# [INSTRUCTIONS FOR THE TASK]
From the entries below, pull out each line where "value" appears.

# [DATASET]

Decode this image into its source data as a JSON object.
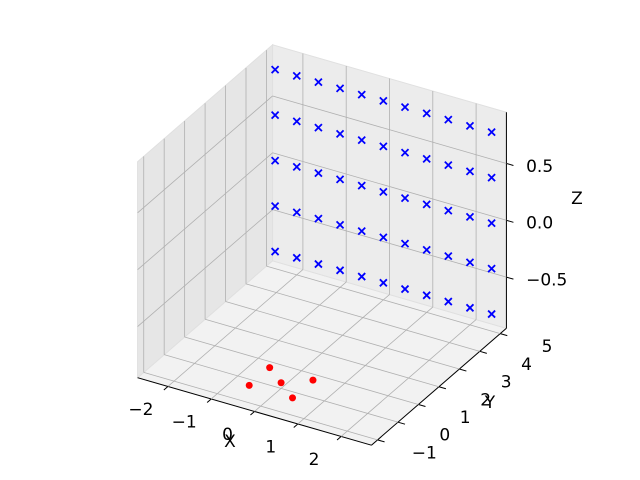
{
  "chart_data": {
    "type": "scatter3d",
    "xlabel": "X",
    "ylabel": "Y",
    "zlabel": "Z",
    "xlim": [
      -2.7,
      2.7
    ],
    "ylim": [
      -1.3,
      5.3
    ],
    "zlim": [
      -0.95,
      0.95
    ],
    "xticks": [
      {
        "value": -2,
        "label": "−2"
      },
      {
        "value": -1,
        "label": "−1"
      },
      0,
      1,
      2
    ],
    "yticks": [
      {
        "value": -1,
        "label": "−1"
      },
      0,
      1,
      2,
      3,
      4,
      5
    ],
    "zticks": [
      {
        "value": -0.5,
        "label": "−0.5"
      },
      {
        "value": 0,
        "label": "0.0"
      },
      0.5
    ],
    "grid": true,
    "series": [
      {
        "color": "#ff0000",
        "marker": "o",
        "x": [
          -0.5,
          0.5,
          0,
          -0.5,
          0.5
        ],
        "y": [
          -0.5,
          -0.5,
          0,
          0.5,
          0.5
        ],
        "z": [
          -0.9,
          -0.9,
          -0.9,
          -0.9,
          -0.9
        ]
      },
      {
        "color": "#0000ff",
        "marker": "x",
        "x": [
          -2.5,
          -2,
          -1.5,
          -1,
          -0.5,
          0,
          0.5,
          1,
          1.5,
          2,
          2.5,
          -2.5,
          -2,
          -1.5,
          -1,
          -0.5,
          0,
          0.5,
          1,
          1.5,
          2,
          2.5,
          -2.5,
          -2,
          -1.5,
          -1,
          -0.5,
          0,
          0.5,
          1,
          1.5,
          2,
          2.5,
          -2.5,
          -2,
          -1.5,
          -1,
          -0.5,
          0,
          0.5,
          1,
          1.5,
          2,
          2.5,
          -2.5,
          -2,
          -1.5,
          -1,
          -0.5,
          0,
          0.5,
          1,
          1.5,
          2,
          2.5
        ],
        "y": [
          5,
          5,
          5,
          5,
          5,
          5,
          5,
          5,
          5,
          5,
          5,
          5,
          5,
          5,
          5,
          5,
          5,
          5,
          5,
          5,
          5,
          5,
          5,
          5,
          5,
          5,
          5,
          5,
          5,
          5,
          5,
          5,
          5,
          5,
          5,
          5,
          5,
          5,
          5,
          5,
          5,
          5,
          5,
          5,
          5,
          5,
          5,
          5,
          5,
          5,
          5,
          5,
          5,
          5,
          5
        ],
        "z": [
          -0.8,
          -0.8,
          -0.8,
          -0.8,
          -0.8,
          -0.8,
          -0.8,
          -0.8,
          -0.8,
          -0.8,
          -0.8,
          -0.4,
          -0.4,
          -0.4,
          -0.4,
          -0.4,
          -0.4,
          -0.4,
          -0.4,
          -0.4,
          -0.4,
          -0.4,
          0,
          0,
          0,
          0,
          0,
          0,
          0,
          0,
          0,
          0,
          0,
          0.4,
          0.4,
          0.4,
          0.4,
          0.4,
          0.4,
          0.4,
          0.4,
          0.4,
          0.4,
          0.4,
          0.8,
          0.8,
          0.8,
          0.8,
          0.8,
          0.8,
          0.8,
          0.8,
          0.8,
          0.8,
          0.8
        ]
      }
    ]
  }
}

# [WRITTEN ANSWER]
        "value": -2,
        "value": -1,
        "value": -1,
        "value": -0.5,
        "value": 0,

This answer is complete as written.